--- start Task material ---
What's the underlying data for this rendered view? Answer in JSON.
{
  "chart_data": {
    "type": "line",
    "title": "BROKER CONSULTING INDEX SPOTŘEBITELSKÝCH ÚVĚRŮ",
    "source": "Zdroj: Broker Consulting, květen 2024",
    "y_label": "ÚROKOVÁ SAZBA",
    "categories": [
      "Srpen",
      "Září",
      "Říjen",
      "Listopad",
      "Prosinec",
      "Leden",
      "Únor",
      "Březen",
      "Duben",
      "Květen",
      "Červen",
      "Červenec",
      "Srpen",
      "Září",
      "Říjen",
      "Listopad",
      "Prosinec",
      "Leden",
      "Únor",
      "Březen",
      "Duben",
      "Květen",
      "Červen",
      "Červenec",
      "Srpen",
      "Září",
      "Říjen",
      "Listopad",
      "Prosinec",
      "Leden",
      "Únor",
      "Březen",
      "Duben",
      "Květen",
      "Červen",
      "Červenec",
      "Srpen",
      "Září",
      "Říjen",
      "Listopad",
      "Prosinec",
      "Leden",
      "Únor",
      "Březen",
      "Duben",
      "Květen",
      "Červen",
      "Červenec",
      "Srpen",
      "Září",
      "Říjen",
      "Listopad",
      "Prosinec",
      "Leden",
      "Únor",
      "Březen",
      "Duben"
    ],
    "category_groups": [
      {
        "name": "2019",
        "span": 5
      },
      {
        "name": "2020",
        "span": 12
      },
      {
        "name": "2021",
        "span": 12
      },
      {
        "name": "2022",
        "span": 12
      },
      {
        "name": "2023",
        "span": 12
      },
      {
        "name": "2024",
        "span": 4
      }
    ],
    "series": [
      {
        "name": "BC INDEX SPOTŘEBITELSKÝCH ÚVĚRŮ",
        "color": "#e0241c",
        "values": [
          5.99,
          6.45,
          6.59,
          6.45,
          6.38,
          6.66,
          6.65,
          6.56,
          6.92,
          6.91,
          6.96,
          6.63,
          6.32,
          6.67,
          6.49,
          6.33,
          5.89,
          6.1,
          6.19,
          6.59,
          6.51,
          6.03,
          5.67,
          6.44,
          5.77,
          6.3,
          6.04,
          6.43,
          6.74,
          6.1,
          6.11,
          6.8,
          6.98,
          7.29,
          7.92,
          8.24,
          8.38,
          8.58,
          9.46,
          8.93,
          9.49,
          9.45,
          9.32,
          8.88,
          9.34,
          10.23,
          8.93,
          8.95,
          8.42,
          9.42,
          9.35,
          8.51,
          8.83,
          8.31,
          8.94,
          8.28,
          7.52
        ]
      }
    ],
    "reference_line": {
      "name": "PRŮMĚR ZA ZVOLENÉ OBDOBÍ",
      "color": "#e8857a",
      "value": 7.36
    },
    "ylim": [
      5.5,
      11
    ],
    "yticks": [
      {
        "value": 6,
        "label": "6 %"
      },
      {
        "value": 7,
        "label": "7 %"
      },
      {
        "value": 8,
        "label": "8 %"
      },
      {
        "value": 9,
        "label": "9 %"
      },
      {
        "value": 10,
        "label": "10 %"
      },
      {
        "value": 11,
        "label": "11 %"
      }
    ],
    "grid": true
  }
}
--- end Task material ---
■ Given exercise:
Produce a verbatim transcription of the entries above.

■ Expected answer:
What's the underlying data for this rendered view? Answer in JSON.
{
  "chart_data": {
    "type": "line",
    "title": "BROKER CONSULTING INDEX SPOTŘEBITELSKÝCH ÚVĚRŮ",
    "source": "Zdroj: Broker Consulting, květen 2024",
    "y_label": "ÚROKOVÁ SAZBA",
    "categories": [
      "Srpen",
      "Září",
      "Říjen",
      "Listopad",
      "Prosinec",
      "Leden",
      "Únor",
      "Březen",
      "Duben",
      "Květen",
      "Červen",
      "Červenec",
      "Srpen",
      "Září",
      "Říjen",
      "Listopad",
      "Prosinec",
      "Leden",
      "Únor",
      "Březen",
      "Duben",
      "Květen",
      "Červen",
      "Červenec",
      "Srpen",
      "Září",
      "Říjen",
      "Listopad",
      "Prosinec",
      "Leden",
      "Únor",
      "Březen",
      "Duben",
      "Květen",
      "Červen",
      "Červenec",
      "Srpen",
      "Září",
      "Říjen",
      "Listopad",
      "Prosinec",
      "Leden",
      "Únor",
      "Březen",
      "Duben",
      "Květen",
      "Červen",
      "Červenec",
      "Srpen",
      "Září",
      "Říjen",
      "Listopad",
      "Prosinec",
      "Leden",
      "Únor",
      "Březen",
      "Duben"
    ],
    "category_groups": [
      {
        "name": "2019",
        "span": 5
      },
      {
        "name": "2020",
        "span": 12
      },
      {
        "name": "2021",
        "span": 12
      },
      {
        "name": "2022",
        "span": 12
      },
      {
        "name": "2023",
        "span": 12
      },
      {
        "name": "2024",
        "span": 4
      }
    ],
    "series": [
      {
        "name": "BC INDEX SPOTŘEBITELSKÝCH ÚVĚRŮ",
        "color": "#e0241c",
        "values": [
          5.99,
          6.45,
          6.59,
          6.45,
          6.38,
          6.66,
          6.65,
          6.56,
          6.92,
          6.91,
          6.96,
          6.63,
          6.32,
          6.67,
          6.49,
          6.33,
          5.89,
          6.1,
          6.19,
          6.59,
          6.51,
          6.03,
          5.67,
          6.44,
          5.77,
          6.3,
          6.04,
          6.43,
          6.74,
          6.1,
          6.11,
          6.8,
          6.98,
          7.29,
          7.92,
          8.24,
          8.38,
          8.58,
          9.46,
          8.93,
          9.49,
          9.45,
          9.32,
          8.88,
          9.34,
          10.23,
          8.93,
          8.95,
          8.42,
          9.42,
          9.35,
          8.51,
          8.83,
          8.31,
          8.94,
          8.28,
          7.52
        ]
      }
    ],
    "reference_line": {
      "name": "PRŮMĚR ZA ZVOLENÉ OBDOBÍ",
      "color": "#e8857a",
      "value": 7.36
    },
    "ylim": [
      5.5,
      11
    ],
    "yticks": [
      {
        "value": 6,
        "label": "6 %"
      },
      {
        "value": 7,
        "label": "7 %"
      },
      {
        "value": 8,
        "label": "8 %"
      },
      {
        "value": 9,
        "label": "9 %"
      },
      {
        "value": 10,
        "label": "10 %"
      },
      {
        "value": 11,
        "label": "11 %"
      }
    ],
    "grid": true
  }
}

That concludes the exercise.